Written exercise
Output exactly, and only, the stretch of lines beginning at the line with "What data populates" and ending at the last line of the listing below. Drop the pictures.

Records to process

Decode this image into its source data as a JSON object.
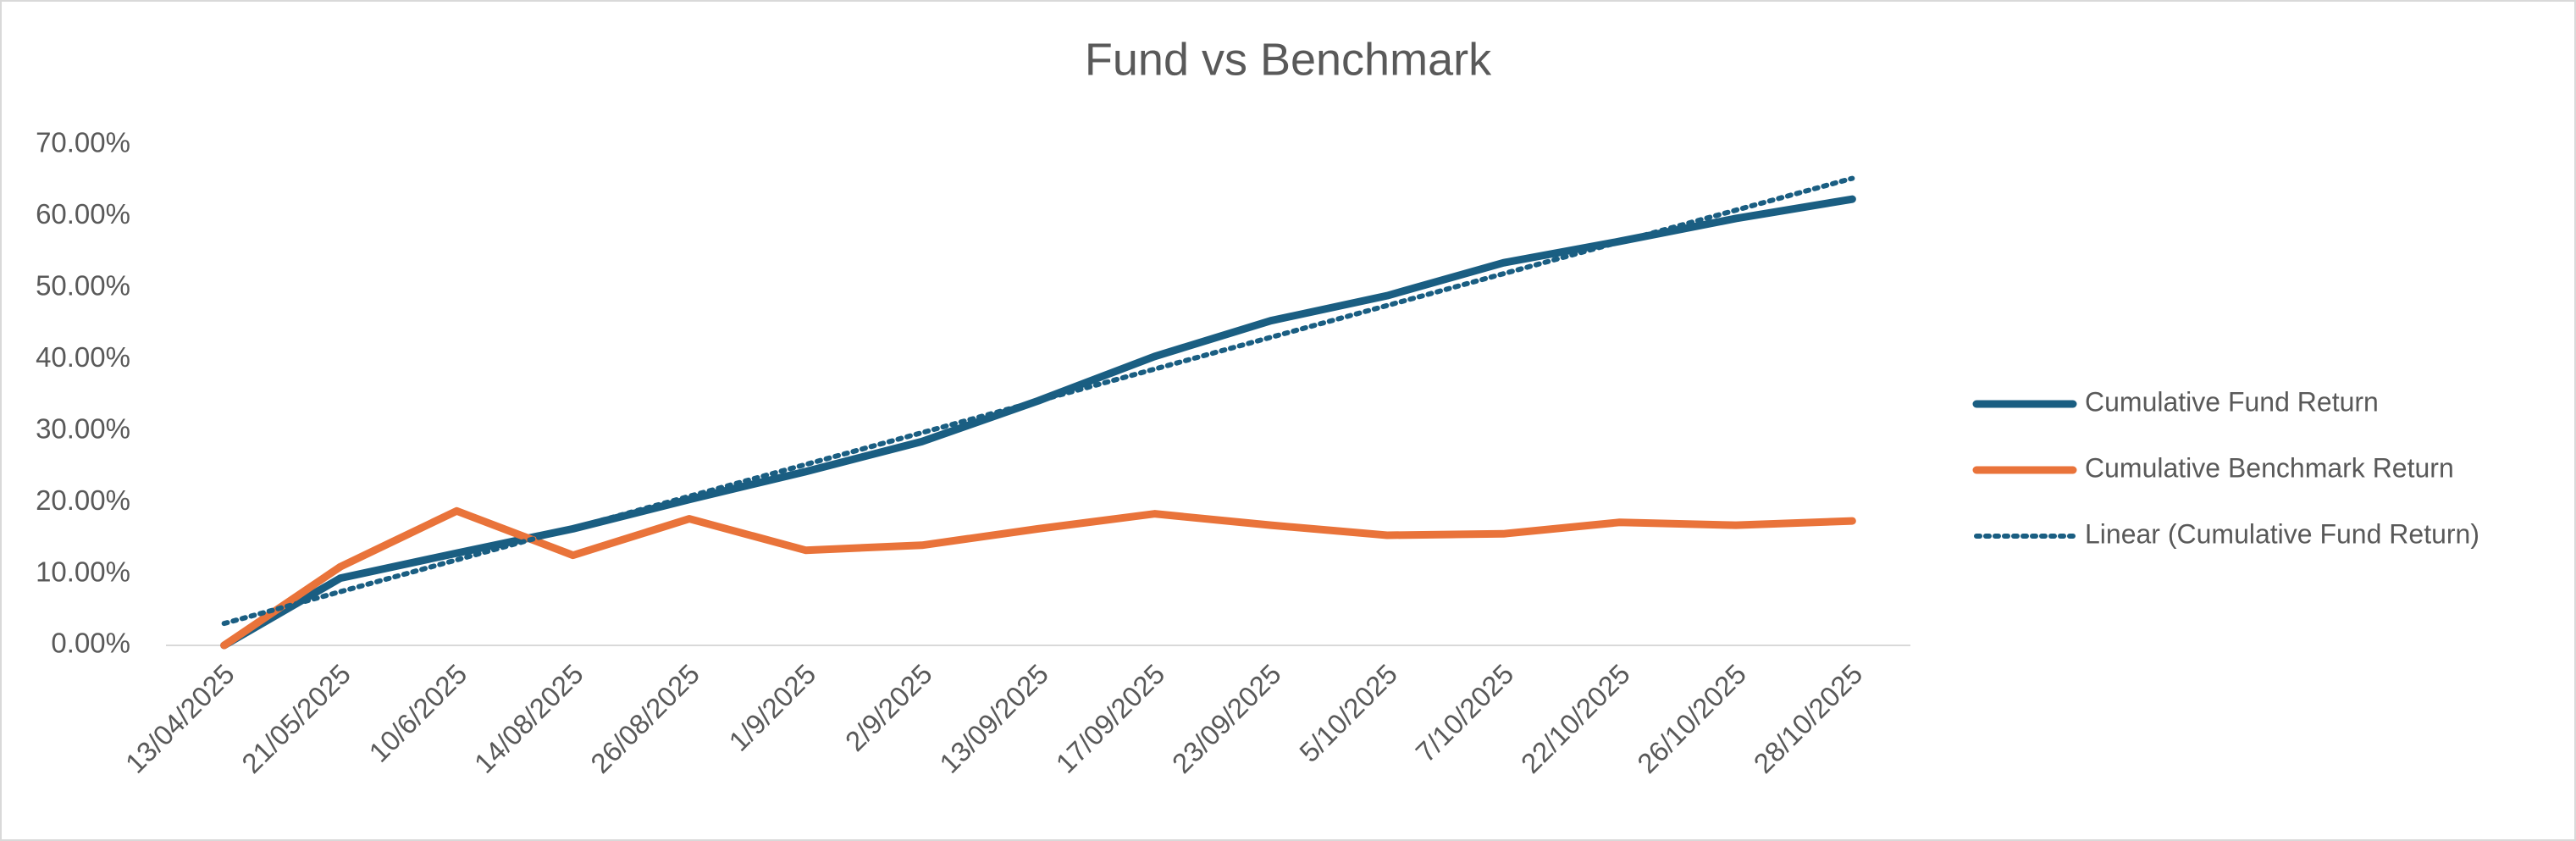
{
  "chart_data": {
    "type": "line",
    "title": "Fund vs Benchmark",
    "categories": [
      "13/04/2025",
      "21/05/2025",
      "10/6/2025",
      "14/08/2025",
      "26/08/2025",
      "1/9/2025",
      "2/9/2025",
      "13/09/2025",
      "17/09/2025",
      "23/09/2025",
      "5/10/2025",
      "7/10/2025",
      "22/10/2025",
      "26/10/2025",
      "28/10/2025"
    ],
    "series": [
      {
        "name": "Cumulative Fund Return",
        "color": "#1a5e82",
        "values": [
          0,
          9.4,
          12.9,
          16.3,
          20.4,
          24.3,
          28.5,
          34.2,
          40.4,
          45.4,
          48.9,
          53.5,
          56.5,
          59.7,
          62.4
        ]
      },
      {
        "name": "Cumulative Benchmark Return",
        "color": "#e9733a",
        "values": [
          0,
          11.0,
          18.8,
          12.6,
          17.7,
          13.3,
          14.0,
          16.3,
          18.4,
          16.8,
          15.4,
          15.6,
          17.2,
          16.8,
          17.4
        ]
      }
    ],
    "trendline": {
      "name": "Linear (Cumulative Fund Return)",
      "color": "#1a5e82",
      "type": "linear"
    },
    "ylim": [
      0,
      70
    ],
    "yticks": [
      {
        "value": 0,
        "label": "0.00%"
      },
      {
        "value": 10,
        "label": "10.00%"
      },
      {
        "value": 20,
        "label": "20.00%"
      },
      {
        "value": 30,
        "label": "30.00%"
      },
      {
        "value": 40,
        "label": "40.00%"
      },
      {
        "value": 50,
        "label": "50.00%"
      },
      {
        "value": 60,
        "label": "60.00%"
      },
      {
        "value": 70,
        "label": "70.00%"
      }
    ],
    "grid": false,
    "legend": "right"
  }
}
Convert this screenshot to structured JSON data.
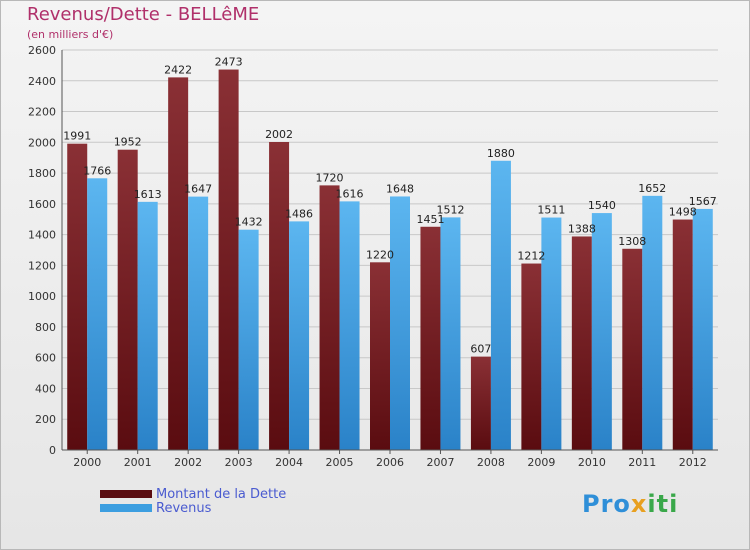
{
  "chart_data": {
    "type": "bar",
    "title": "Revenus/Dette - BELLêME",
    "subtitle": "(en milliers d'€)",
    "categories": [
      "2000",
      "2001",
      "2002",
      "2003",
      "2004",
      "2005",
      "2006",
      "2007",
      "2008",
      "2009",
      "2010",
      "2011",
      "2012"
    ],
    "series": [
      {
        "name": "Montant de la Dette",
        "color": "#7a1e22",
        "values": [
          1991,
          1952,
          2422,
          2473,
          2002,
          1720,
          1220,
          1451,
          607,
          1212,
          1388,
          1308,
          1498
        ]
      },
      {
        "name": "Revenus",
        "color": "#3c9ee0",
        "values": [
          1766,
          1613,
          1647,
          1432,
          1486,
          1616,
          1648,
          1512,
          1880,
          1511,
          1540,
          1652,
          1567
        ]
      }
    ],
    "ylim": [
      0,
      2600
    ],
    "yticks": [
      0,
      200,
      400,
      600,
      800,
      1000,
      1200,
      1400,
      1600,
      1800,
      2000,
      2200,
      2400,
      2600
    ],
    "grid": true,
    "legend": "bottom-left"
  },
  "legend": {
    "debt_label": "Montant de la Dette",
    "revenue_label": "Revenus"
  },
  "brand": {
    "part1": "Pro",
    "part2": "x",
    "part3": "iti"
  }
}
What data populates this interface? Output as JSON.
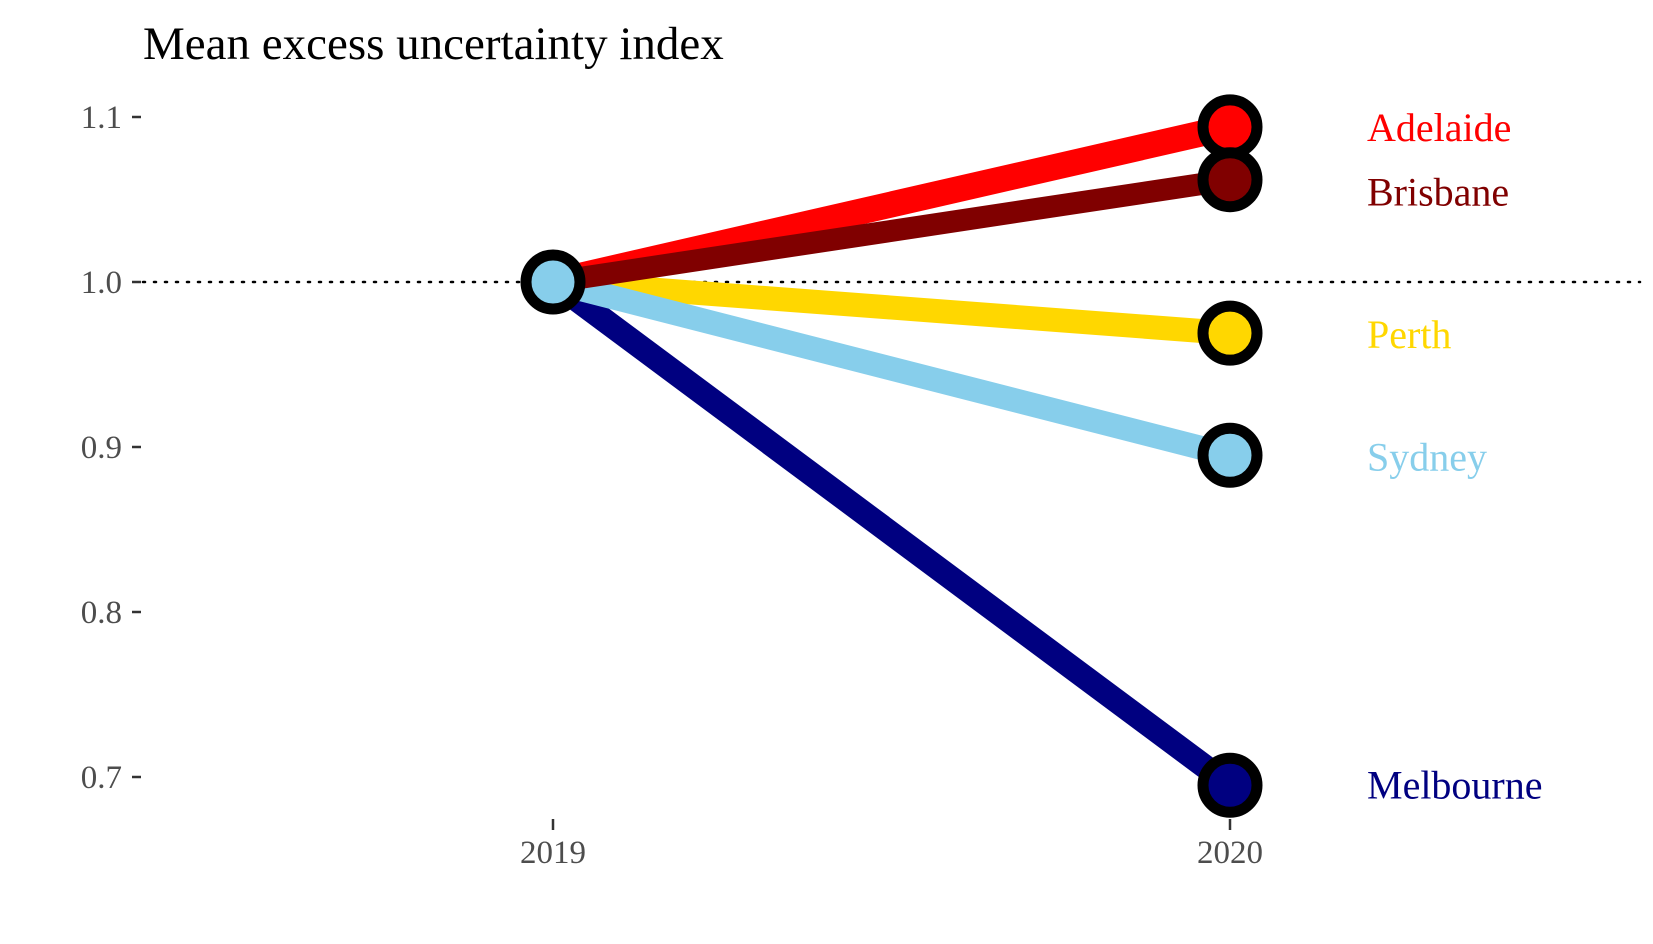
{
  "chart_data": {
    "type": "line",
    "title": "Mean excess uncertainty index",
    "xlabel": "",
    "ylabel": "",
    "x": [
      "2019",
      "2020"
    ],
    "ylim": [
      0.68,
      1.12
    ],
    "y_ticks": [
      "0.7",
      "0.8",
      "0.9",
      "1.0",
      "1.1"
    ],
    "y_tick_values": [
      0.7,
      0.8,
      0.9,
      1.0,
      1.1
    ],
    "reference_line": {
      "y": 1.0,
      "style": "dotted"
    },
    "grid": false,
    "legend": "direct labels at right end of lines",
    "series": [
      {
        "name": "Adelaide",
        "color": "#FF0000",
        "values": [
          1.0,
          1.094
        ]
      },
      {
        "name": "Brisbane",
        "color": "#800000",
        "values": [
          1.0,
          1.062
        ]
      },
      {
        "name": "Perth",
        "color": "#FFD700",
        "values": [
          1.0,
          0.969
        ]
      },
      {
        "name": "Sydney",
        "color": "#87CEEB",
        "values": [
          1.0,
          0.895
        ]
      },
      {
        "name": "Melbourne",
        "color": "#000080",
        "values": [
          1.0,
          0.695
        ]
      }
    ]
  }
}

Complete answer
What data populates this interface? Output as JSON.
{
  "chart_data": {
    "type": "line",
    "title": "Mean excess uncertainty index",
    "xlabel": "",
    "ylabel": "",
    "x": [
      "2019",
      "2020"
    ],
    "ylim": [
      0.68,
      1.12
    ],
    "y_ticks": [
      "0.7",
      "0.8",
      "0.9",
      "1.0",
      "1.1"
    ],
    "y_tick_values": [
      0.7,
      0.8,
      0.9,
      1.0,
      1.1
    ],
    "reference_line": {
      "y": 1.0,
      "style": "dotted"
    },
    "grid": false,
    "legend": "direct labels at right end of lines",
    "series": [
      {
        "name": "Adelaide",
        "color": "#FF0000",
        "values": [
          1.0,
          1.094
        ]
      },
      {
        "name": "Brisbane",
        "color": "#800000",
        "values": [
          1.0,
          1.062
        ]
      },
      {
        "name": "Perth",
        "color": "#FFD700",
        "values": [
          1.0,
          0.969
        ]
      },
      {
        "name": "Sydney",
        "color": "#87CEEB",
        "values": [
          1.0,
          0.895
        ]
      },
      {
        "name": "Melbourne",
        "color": "#000080",
        "values": [
          1.0,
          0.695
        ]
      }
    ]
  }
}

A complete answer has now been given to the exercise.